┌─ RECORDS PROVIDED
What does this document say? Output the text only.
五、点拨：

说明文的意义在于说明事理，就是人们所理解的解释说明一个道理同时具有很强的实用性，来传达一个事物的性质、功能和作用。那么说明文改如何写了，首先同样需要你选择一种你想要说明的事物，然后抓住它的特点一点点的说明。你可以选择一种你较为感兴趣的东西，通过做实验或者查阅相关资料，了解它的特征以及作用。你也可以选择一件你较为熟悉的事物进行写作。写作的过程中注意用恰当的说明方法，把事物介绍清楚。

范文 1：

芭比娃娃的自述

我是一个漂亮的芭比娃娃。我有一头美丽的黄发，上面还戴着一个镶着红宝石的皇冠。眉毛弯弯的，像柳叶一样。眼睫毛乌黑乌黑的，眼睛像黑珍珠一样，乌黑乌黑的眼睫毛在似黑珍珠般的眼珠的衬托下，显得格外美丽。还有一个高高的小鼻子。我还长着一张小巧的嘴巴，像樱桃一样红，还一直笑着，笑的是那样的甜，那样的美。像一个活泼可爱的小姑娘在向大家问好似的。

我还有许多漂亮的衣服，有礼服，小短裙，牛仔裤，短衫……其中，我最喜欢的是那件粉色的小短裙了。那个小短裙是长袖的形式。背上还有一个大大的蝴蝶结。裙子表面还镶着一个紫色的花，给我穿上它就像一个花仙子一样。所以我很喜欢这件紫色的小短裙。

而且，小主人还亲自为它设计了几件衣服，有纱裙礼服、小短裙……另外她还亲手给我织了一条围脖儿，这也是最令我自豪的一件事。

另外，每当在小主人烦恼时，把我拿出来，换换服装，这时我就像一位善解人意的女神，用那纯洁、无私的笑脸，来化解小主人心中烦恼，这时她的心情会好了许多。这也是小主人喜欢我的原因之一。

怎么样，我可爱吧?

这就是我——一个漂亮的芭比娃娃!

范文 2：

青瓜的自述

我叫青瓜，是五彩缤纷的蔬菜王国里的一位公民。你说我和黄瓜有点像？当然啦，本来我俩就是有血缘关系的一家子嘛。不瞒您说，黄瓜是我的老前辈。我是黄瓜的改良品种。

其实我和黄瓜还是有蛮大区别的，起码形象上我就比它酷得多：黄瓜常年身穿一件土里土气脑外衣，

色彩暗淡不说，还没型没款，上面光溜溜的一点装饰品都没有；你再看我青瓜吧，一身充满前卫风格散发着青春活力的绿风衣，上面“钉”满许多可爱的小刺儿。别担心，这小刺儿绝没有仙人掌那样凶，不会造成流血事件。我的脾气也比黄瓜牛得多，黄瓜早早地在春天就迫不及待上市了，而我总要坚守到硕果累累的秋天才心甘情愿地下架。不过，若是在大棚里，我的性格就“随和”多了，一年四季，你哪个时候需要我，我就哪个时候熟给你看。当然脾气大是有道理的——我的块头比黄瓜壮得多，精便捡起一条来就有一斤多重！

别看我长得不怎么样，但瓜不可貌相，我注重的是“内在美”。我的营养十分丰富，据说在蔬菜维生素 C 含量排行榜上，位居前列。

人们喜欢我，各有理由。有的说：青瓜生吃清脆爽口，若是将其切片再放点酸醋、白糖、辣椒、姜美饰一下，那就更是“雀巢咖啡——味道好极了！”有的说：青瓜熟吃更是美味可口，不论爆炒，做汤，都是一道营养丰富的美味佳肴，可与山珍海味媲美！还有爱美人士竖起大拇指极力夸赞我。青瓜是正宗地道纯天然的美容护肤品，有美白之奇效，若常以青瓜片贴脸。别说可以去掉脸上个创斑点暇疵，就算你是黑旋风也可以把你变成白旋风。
└─
▸ **BRIEF**:
Output all records verbatim.

▸ **FULL RESPONSE**:
What does this document say? Output the text only.
五、点拨：

说明文的意义在于说明事理，就是人们所理解的解释说明一个道理同时具有很强的实用性，来传达一个事物的性质、功能和作用。那么说明文改如何写了，首先同样需要你选择一种你想要说明的事物，然后抓住它的特点一点点的说明。你可以选择一种你较为感兴趣的东西，通过做实验或者查阅相关资料，了解它的特征以及作用。你也可以选择一件你较为熟悉的事物进行写作。写作的过程中注意用恰当的说明方法，把事物介绍清楚。

范文 1：

芭比娃娃的自述

我是一个漂亮的芭比娃娃。我有一头美丽的黄发，上面还戴着一个镶着红宝石的皇冠。眉毛弯弯的，像柳叶一样。眼睫毛乌黑乌黑的，眼睛像黑珍珠一样，乌黑乌黑的眼睫毛在似黑珍珠般的眼珠的衬托下，显得格外美丽。还有一个高高的小鼻子。我还长着一张小巧的嘴巴，像樱桃一样红，还一直笑着，笑的是那样的甜，那样的美。像一个活泼可爱的小姑娘在向大家问好似的。

我还有许多漂亮的衣服，有礼服，小短裙，牛仔裤，短衫……其中，我最喜欢的是那件粉色的小短裙了。那个小短裙是长袖的形式。背上还有一个大大的蝴蝶结。裙子表面还镶着一个紫色的花，给我穿上它就像一个花仙子一样。所以我很喜欢这件紫色的小短裙。

而且，小主人还亲自为它设计了几件衣服，有纱裙礼服、小短裙……另外她还亲手给我织了一条围脖儿，这也是最令我自豪的一件事。

另外，每当在小主人烦恼时，把我拿出来，换换服装，这时我就像一位善解人意的女神，用那纯洁、无私的笑脸，来化解小主人心中烦恼，这时她的心情会好了许多。这也是小主人喜欢我的原因之一。

怎么样，我可爱吧?

这就是我——一个漂亮的芭比娃娃!

范文 2：

青瓜的自述

我叫青瓜，是五彩缤纷的蔬菜王国里的一位公民。你说我和黄瓜有点像？当然啦，本来我俩就是有血缘关系的一家子嘛。不瞒您说，黄瓜是我的老前辈。我是黄瓜的改良品种。

其实我和黄瓜还是有蛮大区别的，起码形象上我就比它酷得多：黄瓜常年身穿一件土里土气脑外衣，

色彩暗淡不说，还没型没款，上面光溜溜的一点装饰品都没有；你再看我青瓜吧，一身充满前卫风格散发着青春活力的绿风衣，上面“钉”满许多可爱的小刺儿。别担心，这小刺儿绝没有仙人掌那样凶，不会造成流血事件。我的脾气也比黄瓜牛得多，黄瓜早早地在春天就迫不及待上市了，而我总要坚守到硕果累累的秋天才心甘情愿地下架。不过，若是在大棚里，我的性格就“随和”多了，一年四季，你哪个时候需要我，我就哪个时候熟给你看。当然脾气大是有道理的——我的块头比黄瓜壮得多，精便捡起一条来就有一斤多重！

别看我长得不怎么样，但瓜不可貌相，我注重的是“内在美”。我的营养十分丰富，据说在蔬菜维生素 C 含量排行榜上，位居前列。

人们喜欢我，各有理由。有的说：青瓜生吃清脆爽口，若是将其切片再放点酸醋、白糖、辣椒、姜美饰一下，那就更是“雀巢咖啡——味道好极了！”有的说：青瓜熟吃更是美味可口，不论爆炒，做汤，都是一道营养丰富的美味佳肴，可与山珍海味媲美！还有爱美人士竖起大拇指极力夸赞我。青瓜是正宗地道纯天然的美容护肤品，有美白之奇效，若常以青瓜片贴脸。别说可以去掉脸上个创斑点暇疵，就算你是黑旋风也可以把你变成白旋风。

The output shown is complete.